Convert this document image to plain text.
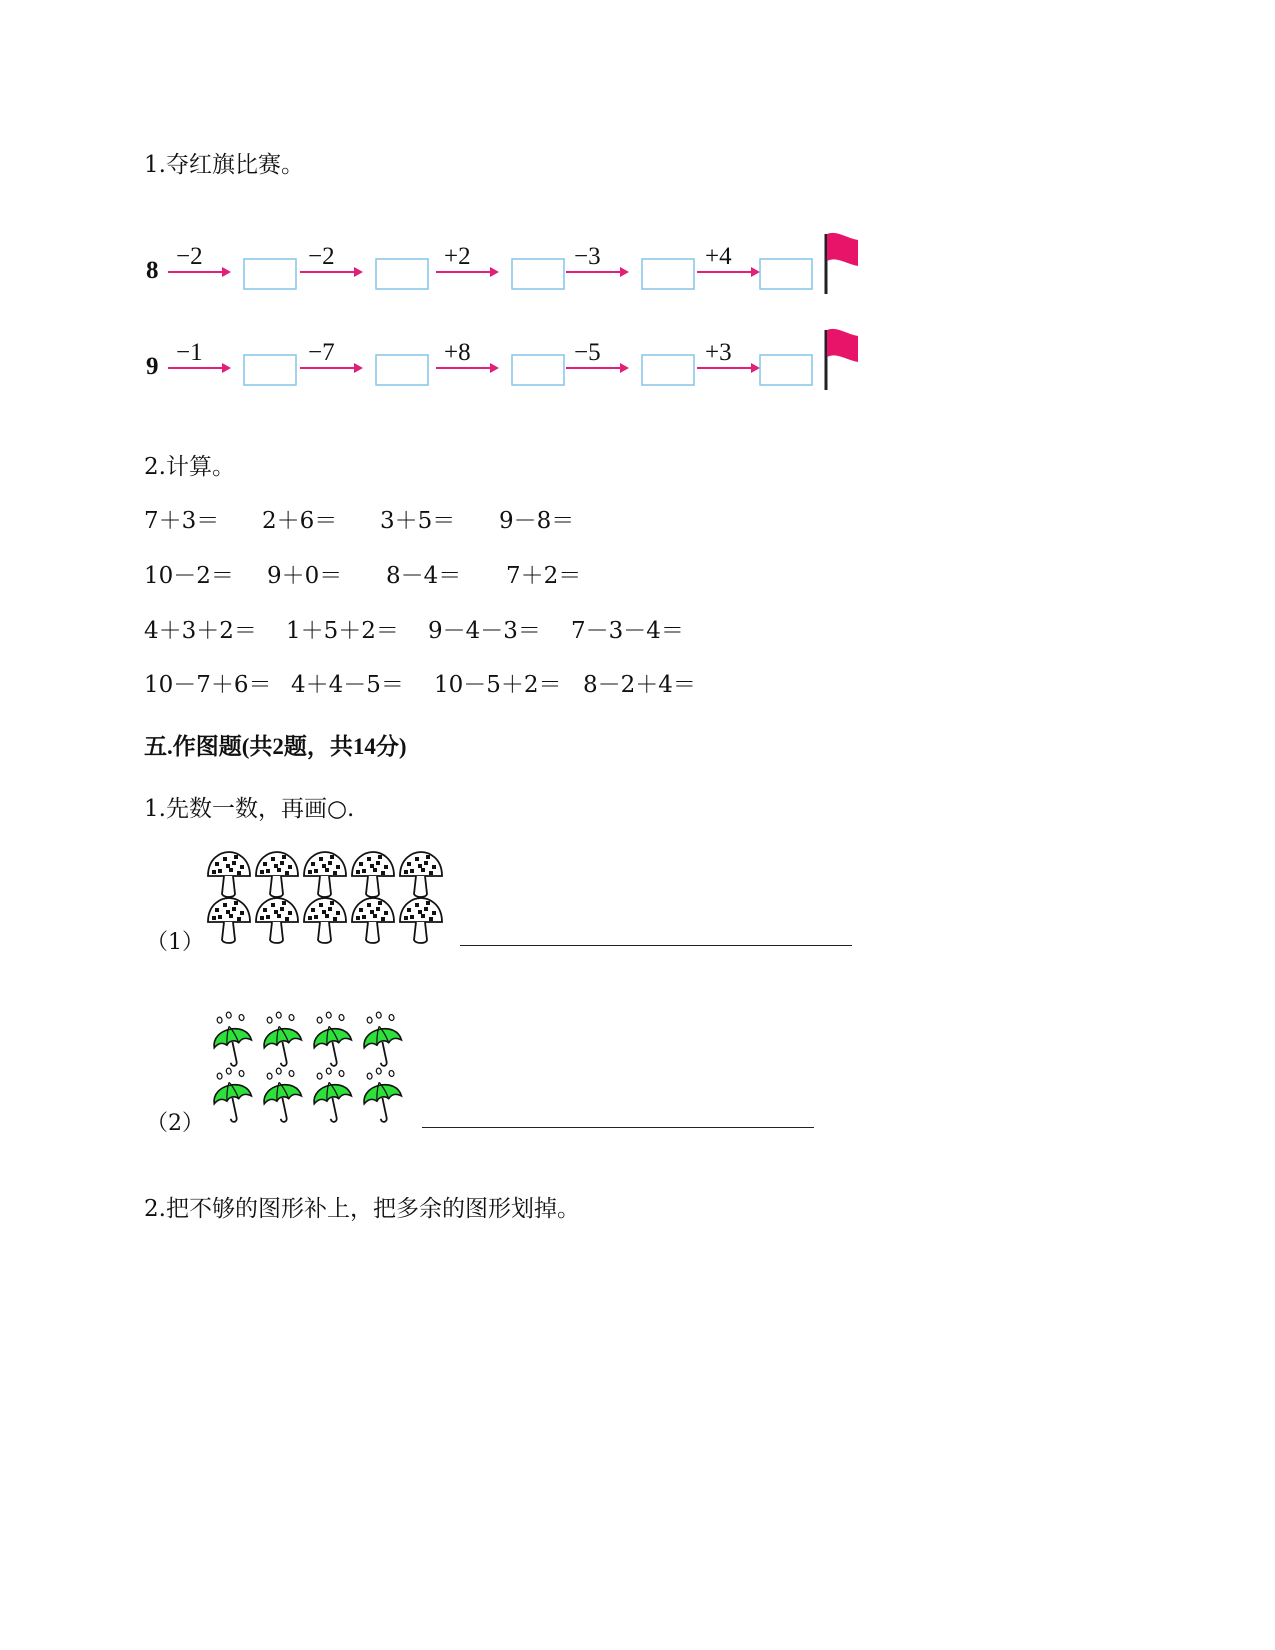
1.夺红旗比赛。
8
−2	−2	+2	−3	+4
9
−1	−7	+8	−5	+3
2.计算。
7＋3＝ 2＋6＝ 3＋5＝ 9－8＝
10－2＝ 9＋0＝ 8－4＝ 7＋2＝
4＋3＋2＝ 1＋5＋2＝ 9－4－3＝ 7－3－4＝
10－7＋6＝ 4＋4－5＝ 10－5＋2＝ 8－2＋4＝
五.作图题(共2题，共14分)
1.先数一数，再画○.
（1）
（2）
2.把不够的图形补上，把多余的图形划掉。
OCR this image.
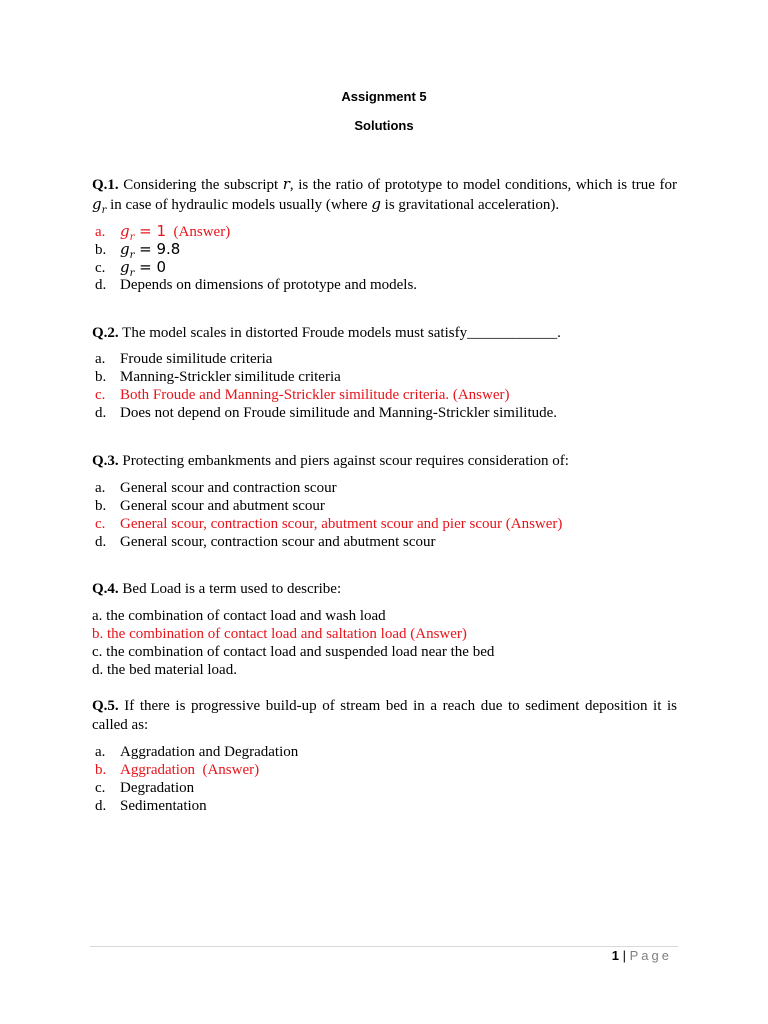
Assignment 5
Solutions
Q.1. Considering the subscript r, is the ratio of prototype to model conditions, which is true for $g_r$ in case of hydraulic models usually (where g is gravitational acceleration).
a. $g_r = 1$  (Answer)
b. $g_r = 9.8$
c. $g_r = 0$
d. Depends on dimensions of prototype and models.
Q.2. The model scales in distorted Froude models must satisfy____________.
a. Froude similitude criteria
b. Manning-Strickler similitude criteria
c. Both Froude and Manning-Strickler similitude criteria. (Answer)
d. Does not depend on Froude similitude and Manning-Strickler similitude.
Q.3. Protecting embankments and piers against scour requires consideration of:
a. General scour and contraction scour
b. General scour and abutment scour
c. General scour, contraction scour, abutment scour and pier scour (Answer)
d. General scour, contraction scour and abutment scour
Q.4. Bed Load is a term used to describe:
a. the combination of contact load and wash load
b. the combination of contact load and saltation load (Answer)
c. the combination of contact load and suspended load near the bed
d. the bed material load.
Q.5. If there is progressive build-up of stream bed in a reach due to sediment deposition it is called as:
a. Aggradation and Degradation
b. Aggradation  (Answer)
c. Degradation
d. Sedimentation
1 | Page
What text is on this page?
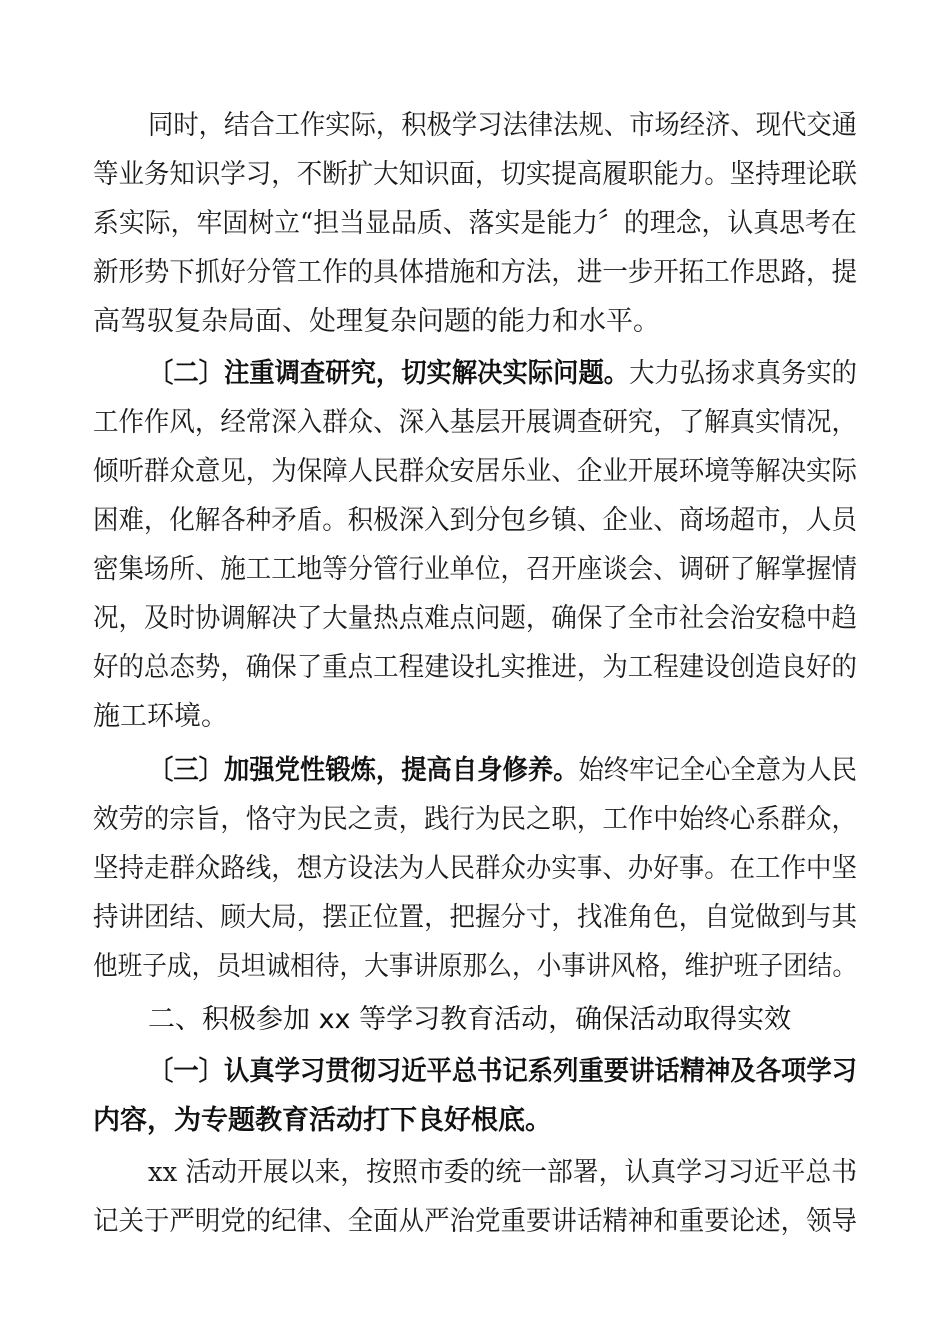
同时，结合工作实际，积极学习法律法规、市场经济、现代交通
等业务知识学习，不断扩大知识面，切实提高履职能力。坚持理论联
系实际，牢固树立“担当显品质、落实是能力〞的理念，认真思考在
新形势下抓好分管工作的具体措施和方法，进一步开拓工作思路，提
高驾驭复杂局面、处理复杂问题的能力和水平。
〔二〕注重调查研究，切实解决实际问题。大力弘扬求真务实的
工作作风，经常深入群众、深入基层开展调查研究，了解真实情况，
倾听群众意见，为保障人民群众安居乐业、企业开展环境等解决实际
困难，化解各种矛盾。积极深入到分包乡镇、企业、商场超市，人员
密集场所、施工工地等分管行业单位，召开座谈会、调研了解掌握情
况，及时协调解决了大量热点难点问题，确保了全市社会治安稳中趋
好的总态势，确保了重点工程建设扎实推进，为工程建设创造良好的
施工环境。
〔三〕加强党性锻炼，提高自身修养。始终牢记全心全意为人民
效劳的宗旨，恪守为民之责，践行为民之职，工作中始终心系群众，
坚持走群众路线，想方设法为人民群众办实事、办好事。在工作中坚
持讲团结、顾大局，摆正位置，把握分寸，找准角色，自觉做到与其
他班子成，员坦诚相待，大事讲原那么，小事讲风格，维护班子团结。
二、积极参加 xx 等学习教育活动，确保活动取得实效
〔一〕认真学习贯彻习近平总书记系列重要讲话精神及各项学习
内容，为专题教育活动打下良好根底。
xx 活动开展以来，按照市委的统一部署，认真学习习近平总书
记关于严明党的纪律、全面从严治党重要讲话精神和重要论述，领导
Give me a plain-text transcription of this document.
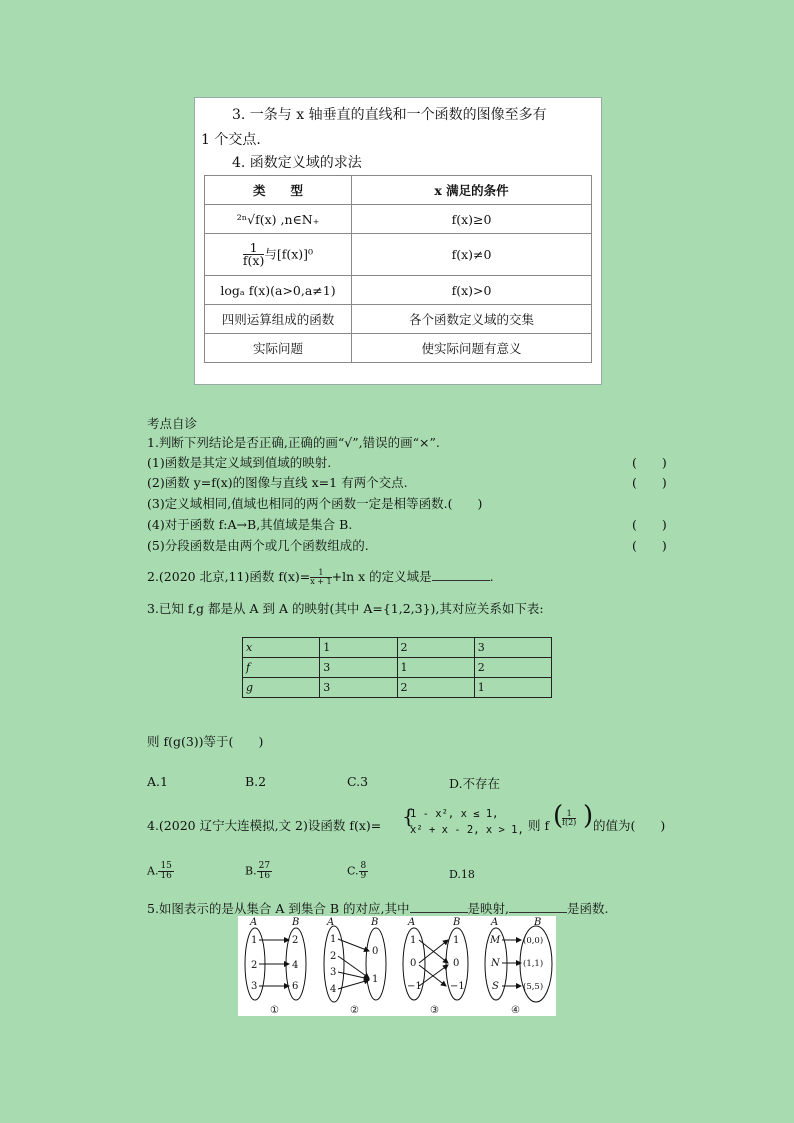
3. 一条与 x 轴垂直的直线和一个函数的图像至多有
1 个交点.
4. 函数定义域的求法
类　　型	x 满足的条件
²ⁿ√f(x) ,n∈N₊	f(x)≥0

$\frac{1}{f(x)}$ 与[f(x)]⁰	f(x)≠0
logₐ f(x)(a>0,a≠1)	f(x)>0
四则运算组成的函数	各个函数定义域的交集
实际问题	使实际问题有意义
考点自诊
1.判断下列结论是否正确,正确的画“√”,错误的画“×”.
(1)函数是其定义域到值域的映射.	(　　)
(2)函数 y=f(x)的图像与直线 x=1 有两个交点.	(　　)
(3)定义域相同,值域也相同的两个函数一定是相等函数.(　　)
(4)对于函数 f:A→B,其值域是集合 B.	(　　)
(5)分段函数是由两个或几个函数组成的.	(　　)
2.(2020 北京,11)函数 $f(x)= \frac{1}{x + 1} +\ln$ x 的定义域是	.
3.已知 f,g 都是从 A 到 A 的映射(其中 A={1,2,3}),其对应关系如下表:
x	1	2	3
f	3	1	2
g	3	2	1
则 f(g(3))等于(　　)
A.1	B.2	C.3	D.不存在
4.(2020 辽宁大连模拟,文 2)设函数 f(x)= {
1 - x², x ≤ 1,
x² + x - 2, x > 1, 则 f (
$\frac{1}{f(2)}$ ) 的值为(　　)
A. $\frac{15}{16}$	B. $\frac{27}{16}$	C. $\frac{8}{9}$	D.18
5.如图表示的是从集合 A 到集合 B 的对应,其中	是映射,	是函数.
A	B
1
2
3
2
4
6
①
A	B
1
2
3
4
0
1
②
A	B
1
0
−1
1
0
−1
③
A	B
M
N
S
(0,0)
(1,1)
(5,5)
④
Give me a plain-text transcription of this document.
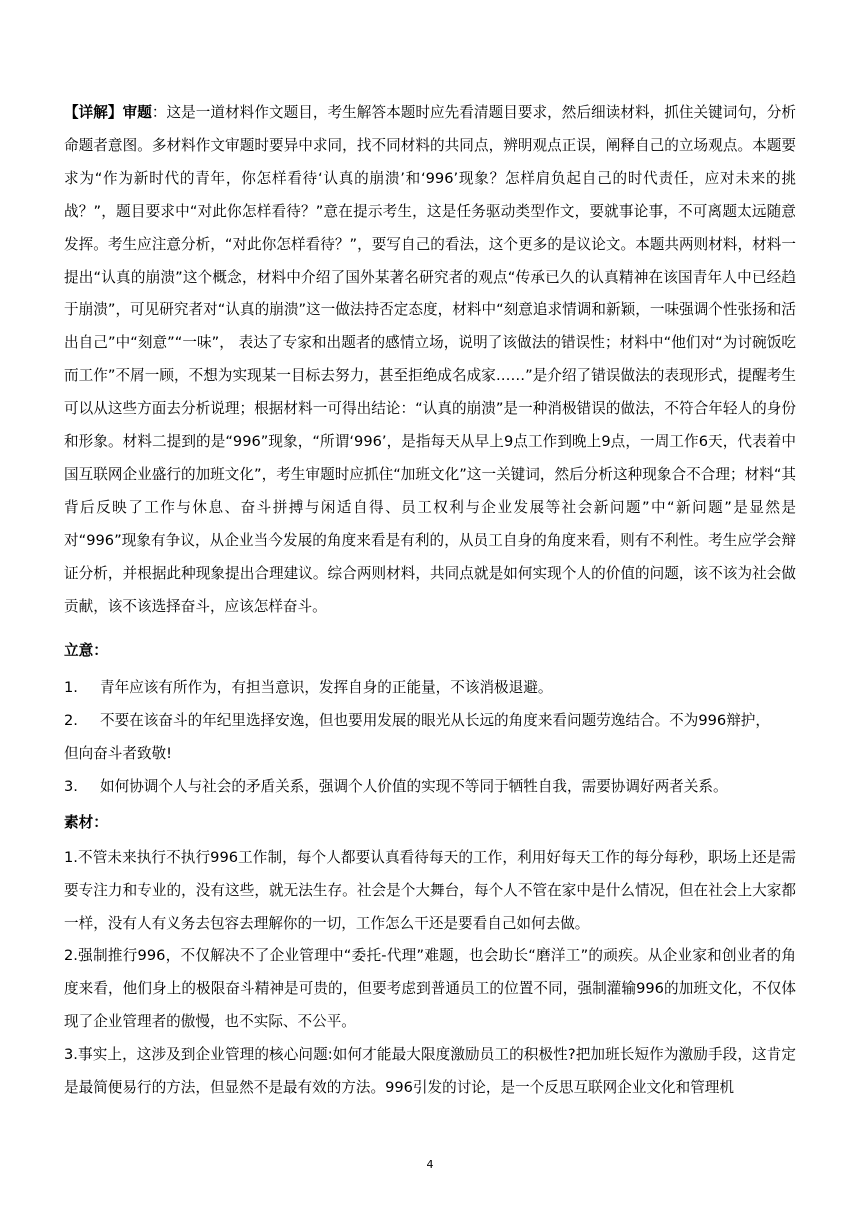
【详解】审题：这是一道材料作文题目，考生解答本题时应先看清题目要求，然后细读材料，抓住关键词句，分析命题者意图。多材料作文审题时要异中求同，找不同材料的共同点，辨明观点正误，阐释自己的立场观点。本题要求为“作为新时代的青年，你怎样看待‘认真的崩溃’和‘996’现象？怎样肩负起自己的时代责任，应对未来的挑战？”，题目要求中“对此你怎样看待？”意在提示考生，这是任务驱动类型作文，要就事论事，不可离题太远随意发挥。考生应注意分析，“对此你怎样看待？”，要写自己的看法，这个更多的是议论文。本题共两则材料，材料一提出“认真的崩溃”这个概念，材料中介绍了国外某著名研究者的观点“传承已久的认真精神在该国青年人中已经趋于崩溃”，可见研究者对“认真的崩溃”这一做法持否定态度，材料中“刻意追求情调和新颖，一味强调个性张扬和活出自己”中“刻意”“一味”， 表达了专家和出题者的感情立场，说明了该做法的错误性；材料中“他们对“为讨碗饭吃而工作”不屑一顾，不想为实现某一目标去努力，甚至拒绝成名成家……”是介绍了错误做法的表现形式，提醒考生可以从这些方面去分析说理；根据材料一可得出结论：“认真的崩溃”是一种消极错误的做法，不符合年轻人的身份和形象。材料二提到的是“996”现象，“所谓‘996’，是指每天从早上9点工作到晚上9点，一周工作6天，代表着中国互联网企业盛行的加班文化”，考生审题时应抓住“加班文化”这一关键词，然后分析这种现象合不合理；材料“其背后反映了工作与休息、奋斗拼搏与闲适自得、员工权利与企业发展等社会新问题”中“新问题”是显然是对“996”现象有争议，从企业当今发展的角度来看是有利的，从员工自身的角度来看，则有不利性。考生应学会辩证分析，并根据此种现象提出合理建议。综合两则材料，共同点就是如何实现个人的价值的问题，该不该为社会做贡献，该不该选择奋斗，应该怎样奋斗。
立意：
1. 青年应该有所作为，有担当意识，发挥自身的正能量，不该消极退避。
2. 不要在该奋斗的年纪里选择安逸，但也要用发展的眼光从长远的角度来看问题劳逸结合。不为996辩护，
但向奋斗者致敬!
3. 如何协调个人与社会的矛盾关系，强调个人价值的实现不等同于牺牲自我，需要协调好两者关系。
素材：
1.不管未来执行不执行996工作制，每个人都要认真看待每天的工作，利用好每天工作的每分每秒，职场上还是需要专注力和专业的，没有这些，就无法生存。社会是个大舞台，每个人不管在家中是什么情况，但在社会上大家都一样，没有人有义务去包容去理解你的一切，工作怎么干还是要看自己如何去做。
2.强制推行996，不仅解决不了企业管理中“委托-代理”难题，也会助长“磨洋工”的顽疾。从企业家和创业者的角度来看，他们身上的极限奋斗精神是可贵的，但要考虑到普通员工的位置不同，强制灌输996的加班文化，不仅体现了企业管理者的傲慢，也不实际、不公平。
3.事实上，这涉及到企业管理的核心问题:如何才能最大限度激励员工的积极性?把加班长短作为激励手段，这肯定是最简便易行的方法，但显然不是最有效的方法。996引发的讨论，是一个反思互联网企业文化和管理机
4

§ WHAT YOU HAVE TO DO:
State the count of lines with the word "General" in them, and write nothing else.

§ REPLY TO THE TASK:
4